Records

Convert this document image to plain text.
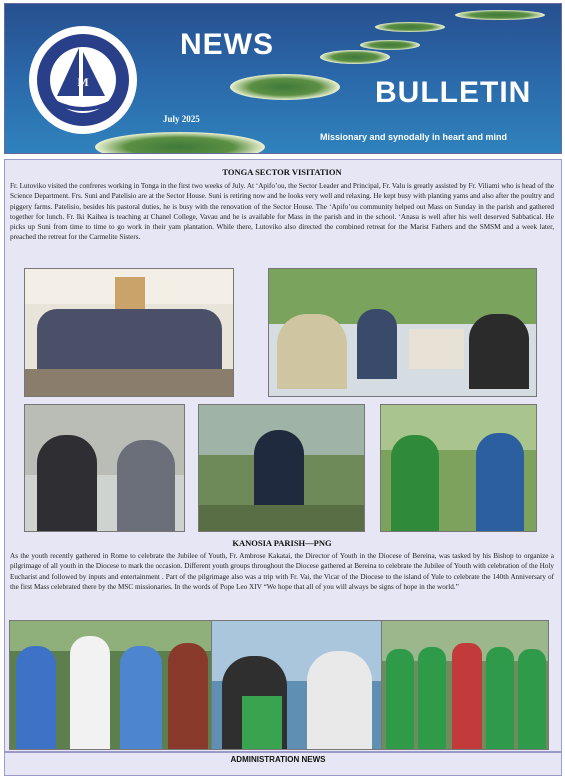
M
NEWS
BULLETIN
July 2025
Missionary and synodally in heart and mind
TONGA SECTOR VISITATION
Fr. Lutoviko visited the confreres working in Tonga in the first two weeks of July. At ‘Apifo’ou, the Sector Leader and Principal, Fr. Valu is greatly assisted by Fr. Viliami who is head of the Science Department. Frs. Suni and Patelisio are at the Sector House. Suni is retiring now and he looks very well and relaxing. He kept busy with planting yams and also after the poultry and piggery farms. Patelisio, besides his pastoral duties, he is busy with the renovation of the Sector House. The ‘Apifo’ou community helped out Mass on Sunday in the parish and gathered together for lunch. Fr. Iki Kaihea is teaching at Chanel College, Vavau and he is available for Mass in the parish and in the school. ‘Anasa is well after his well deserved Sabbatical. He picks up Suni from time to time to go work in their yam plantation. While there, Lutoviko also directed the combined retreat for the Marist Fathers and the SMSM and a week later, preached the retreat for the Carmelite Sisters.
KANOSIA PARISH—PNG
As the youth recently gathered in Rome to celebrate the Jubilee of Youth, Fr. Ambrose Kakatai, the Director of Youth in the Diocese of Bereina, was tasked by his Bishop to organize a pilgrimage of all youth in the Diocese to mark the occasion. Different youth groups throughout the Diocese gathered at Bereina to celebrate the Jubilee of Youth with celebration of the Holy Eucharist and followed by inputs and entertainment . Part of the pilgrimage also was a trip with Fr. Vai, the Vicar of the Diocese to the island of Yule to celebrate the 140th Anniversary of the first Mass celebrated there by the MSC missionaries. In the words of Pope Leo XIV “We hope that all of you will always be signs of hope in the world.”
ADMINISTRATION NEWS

◆ **Task to carry out**
Restate the data above word for word. Skip every picture.

◆ **Result**
Convert this document image to plain text.
M
NEWS
BULLETIN
July 2025
Missionary and synodally in heart and mind
TONGA SECTOR VISITATION
Fr. Lutoviko visited the confreres working in Tonga in the first two weeks of July. At ‘Apifo’ou, the Sector Leader and Principal, Fr. Valu is greatly assisted by Fr. Viliami who is head of the Science Department. Frs. Suni and Patelisio are at the Sector House. Suni is retiring now and he looks very well and relaxing. He kept busy with planting yams and also after the poultry and piggery farms. Patelisio, besides his pastoral duties, he is busy with the renovation of the Sector House. The ‘Apifo’ou community helped out Mass on Sunday in the parish and gathered together for lunch. Fr. Iki Kaihea is teaching at Chanel College, Vavau and he is available for Mass in the parish and in the school. ‘Anasa is well after his well deserved Sabbatical. He picks up Suni from time to time to go work in their yam plantation. While there, Lutoviko also directed the combined retreat for the Marist Fathers and the SMSM and a week later, preached the retreat for the Carmelite Sisters.
KANOSIA PARISH—PNG
As the youth recently gathered in Rome to celebrate the Jubilee of Youth, Fr. Ambrose Kakatai, the Director of Youth in the Diocese of Bereina, was tasked by his Bishop to organize a pilgrimage of all youth in the Diocese to mark the occasion. Different youth groups throughout the Diocese gathered at Bereina to celebrate the Jubilee of Youth with celebration of the Holy Eucharist and followed by inputs and entertainment . Part of the pilgrimage also was a trip with Fr. Vai, the Vicar of the Diocese to the island of Yule to celebrate the 140th Anniversary of the first Mass celebrated there by the MSC missionaries. In the words of Pope Leo XIV “We hope that all of you will always be signs of hope in the world.”
ADMINISTRATION NEWS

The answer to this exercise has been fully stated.